__INSTRUCTION__
Every line of the listing must be reproduced as it stands. Leave the images behind.
== SUPPLIED RECORDS
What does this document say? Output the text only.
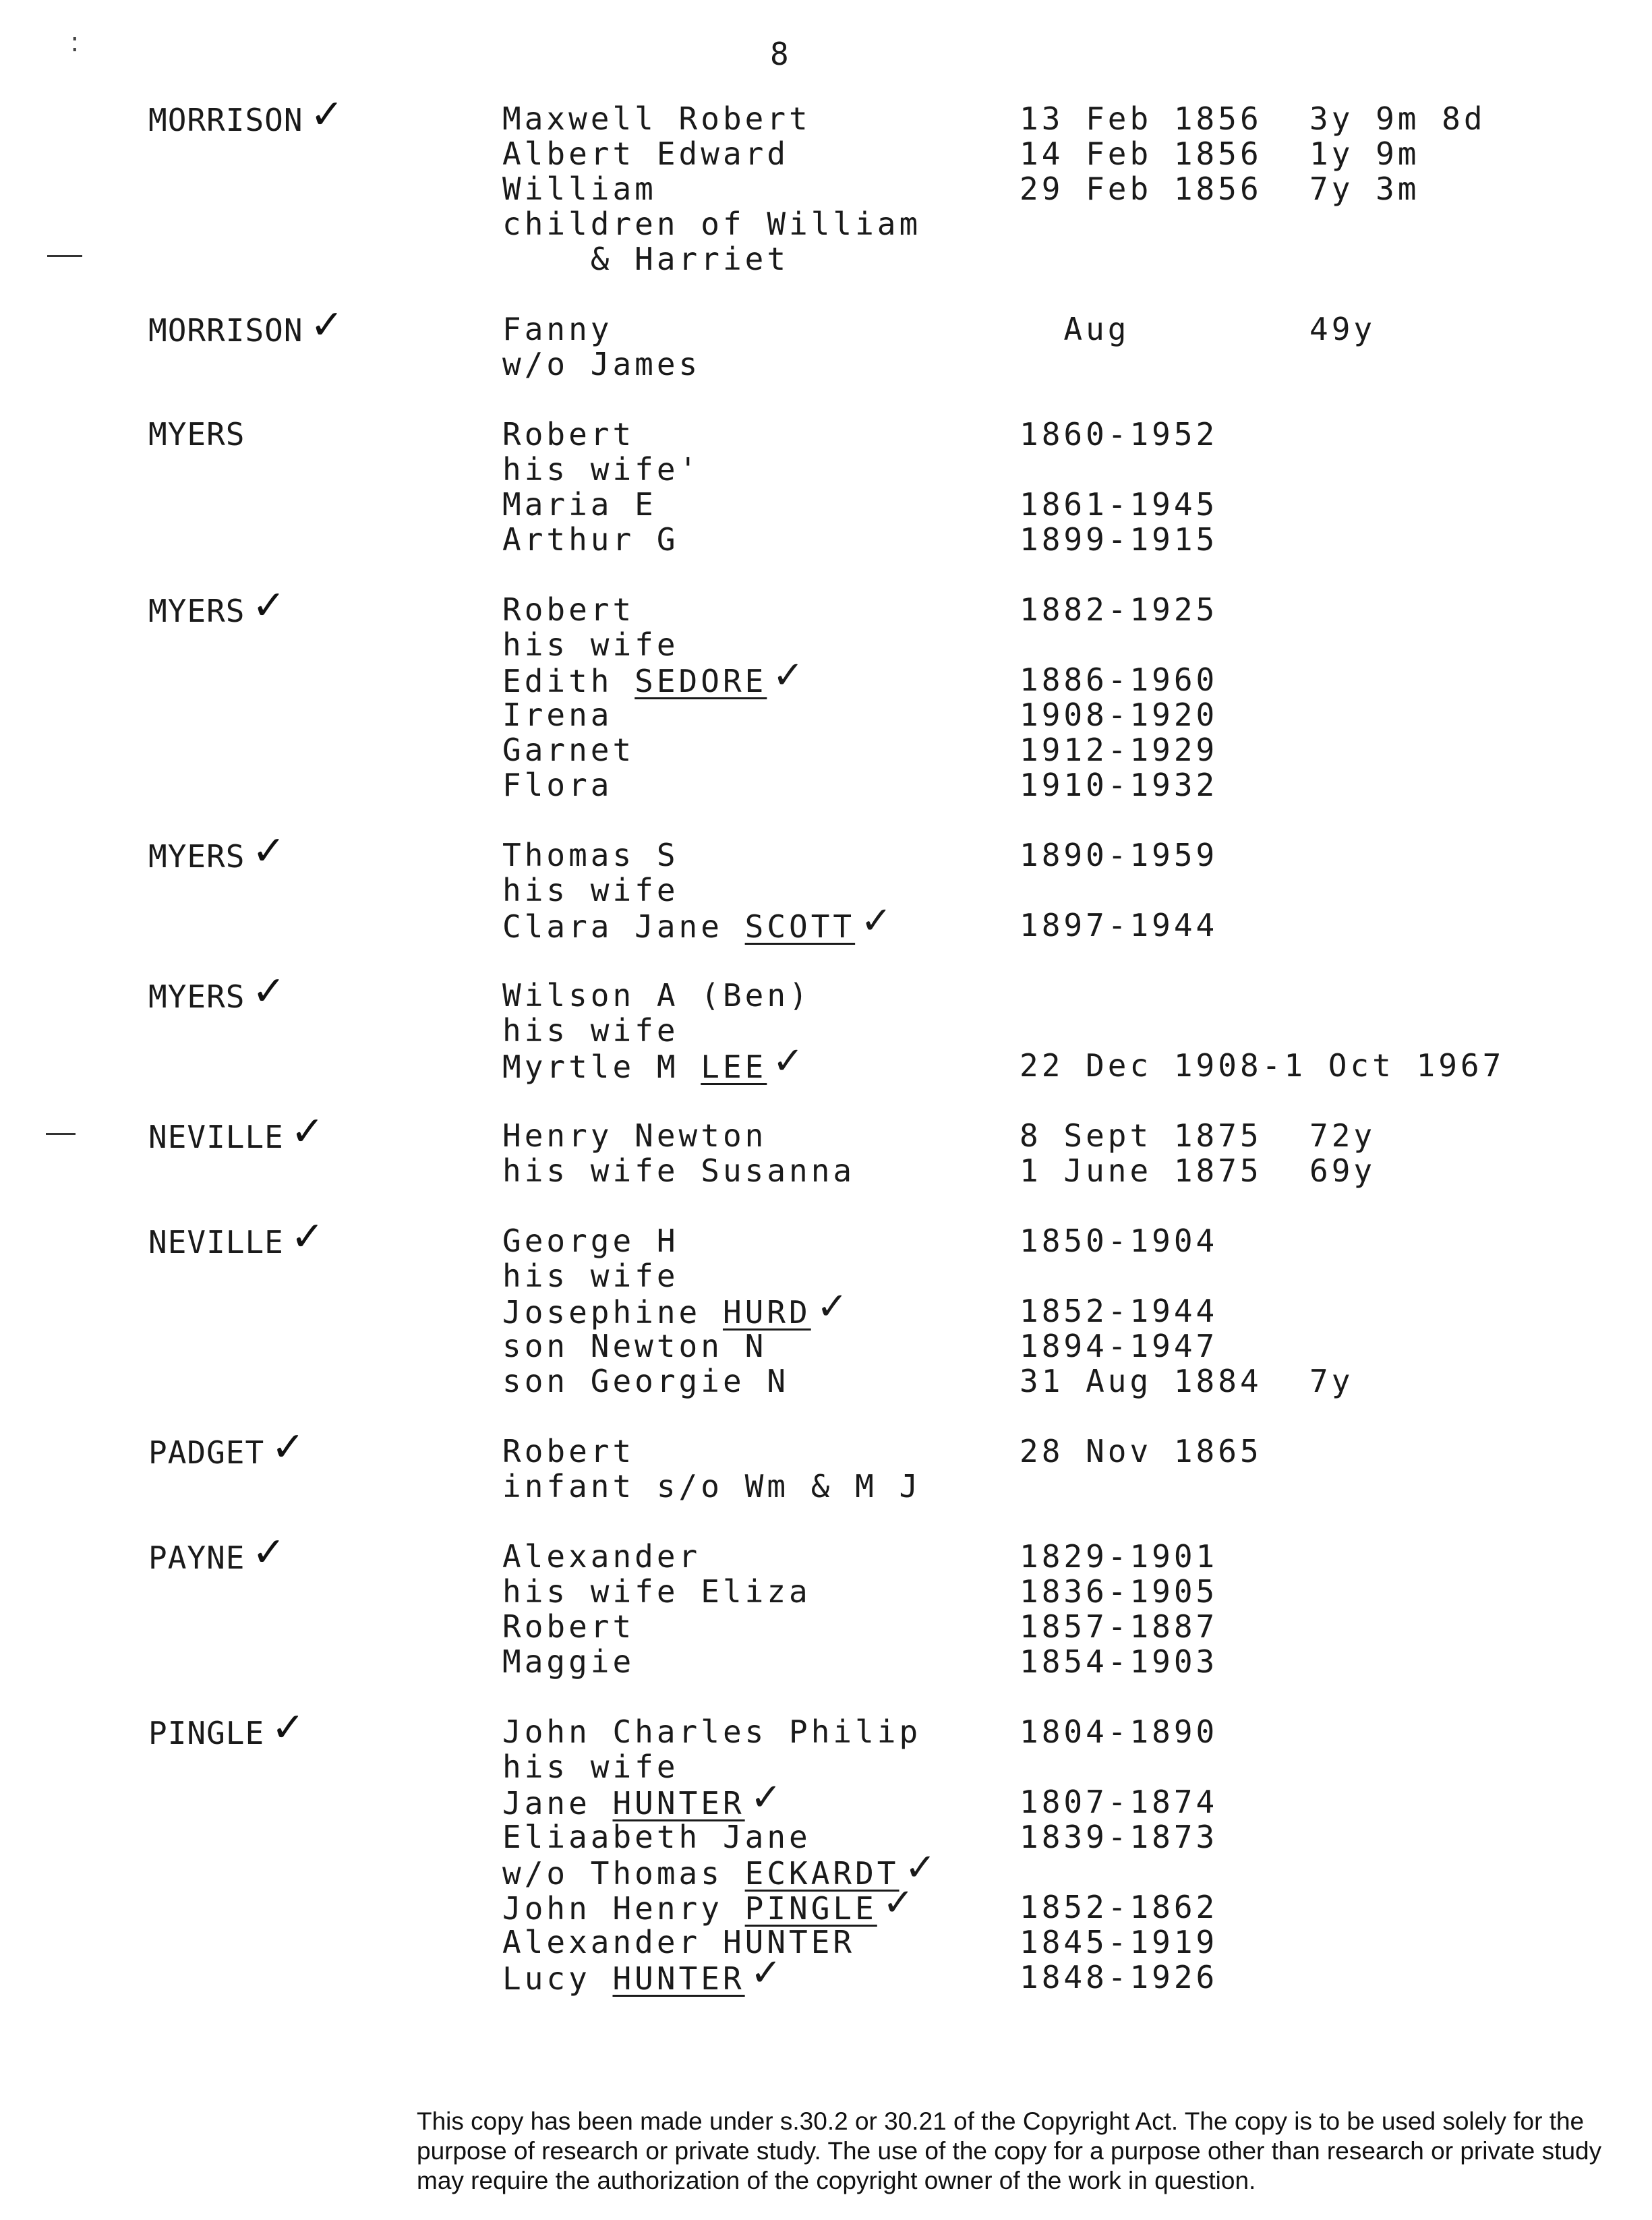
8
:
MORRISON ✓	Maxwell Robert	13 Feb 1856 3y 9m 8d
Albert Edward	14 Feb 1856 1y 9m
William	29 Feb 1856 7y 3m
children of William
& Harriet
MORRISON ✓	Fanny	Aug	49y
w/o James
MYERS	Robert	1860-1952
his wife'
Maria E	1861-1945
Arthur G	1899-1915
MYERS ✓	Robert	1882-1925
his wife
Edith SEDORE ✓	1886-1960
Irena	1908-1920
Garnet	1912-1929
Flora	1910-1932
MYERS ✓	Thomas S	1890-1959
his wife
Clara Jane SCOTT ✓	1897-1944
MYERS ✓	Wilson A (Ben)
his wife
Myrtle M LEE ✓	22 Dec 1908-1 Oct 1967
NEVILLE ✓	Henry Newton	8 Sept 1875 72y
his wife Susanna	1 June 1875 69y
NEVILLE ✓	George H	1850-1904
his wife
Josephine HURD ✓	1852-1944
son Newton N	1894-1947
son Georgie N	31 Aug 1884 7y
PADGET ✓	Robert	28 Nov 1865
infant s/o Wm & M J
PAYNE ✓	Alexander	1829-1901
his wife Eliza	1836-1905
Robert	1857-1887
Maggie	1854-1903
PINGLE ✓	John Charles Philip	1804-1890
his wife
Jane HUNTER ✓	1807-1874
Eliaabeth Jane	1839-1873
w/o Thomas ECKARDT ✓
John Henry PINGLE ✓	1852-1862
Alexander HUNTER	1845-1919
Lucy HUNTER ✓	1848-1926
This copy has been made under s.30.2 or 30.21 of the Copyright Act. The copy is to be used solely for the purpose of research or private study. The use of the copy for a purpose other than research or private study may require the authorization of the copyright owner of the work in question.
====
__TASK ANSWER__
What does this document say? Output the text only.
8
:
MORRISON ✓	Maxwell Robert	13 Feb 1856 3y 9m 8d
Albert Edward	14 Feb 1856 1y 9m
William	29 Feb 1856 7y 3m
children of William
& Harriet
MORRISON ✓	Fanny	Aug	49y
w/o James
MYERS	Robert	1860-1952
his wife'
Maria E	1861-1945
Arthur G	1899-1915
MYERS ✓	Robert	1882-1925
his wife
Edith SEDORE ✓	1886-1960
Irena	1908-1920
Garnet	1912-1929
Flora	1910-1932
MYERS ✓	Thomas S	1890-1959
his wife
Clara Jane SCOTT ✓	1897-1944
MYERS ✓	Wilson A (Ben)
his wife
Myrtle M LEE ✓	22 Dec 1908-1 Oct 1967
NEVILLE ✓	Henry Newton	8 Sept 1875 72y
his wife Susanna	1 June 1875 69y
NEVILLE ✓	George H	1850-1904
his wife
Josephine HURD ✓	1852-1944
son Newton N	1894-1947
son Georgie N	31 Aug 1884 7y
PADGET ✓	Robert	28 Nov 1865
infant s/o Wm & M J
PAYNE ✓	Alexander	1829-1901
his wife Eliza	1836-1905
Robert	1857-1887
Maggie	1854-1903
PINGLE ✓	John Charles Philip	1804-1890
his wife
Jane HUNTER ✓	1807-1874
Eliaabeth Jane	1839-1873
w/o Thomas ECKARDT ✓
John Henry PINGLE ✓	1852-1862
Alexander HUNTER	1845-1919
Lucy HUNTER ✓	1848-1926
This copy has been made under s.30.2 or 30.21 of the Copyright Act. The copy is to be used solely for the purpose of research or private study. The use of the copy for a purpose other than research or private study may require the authorization of the copyright owner of the work in question.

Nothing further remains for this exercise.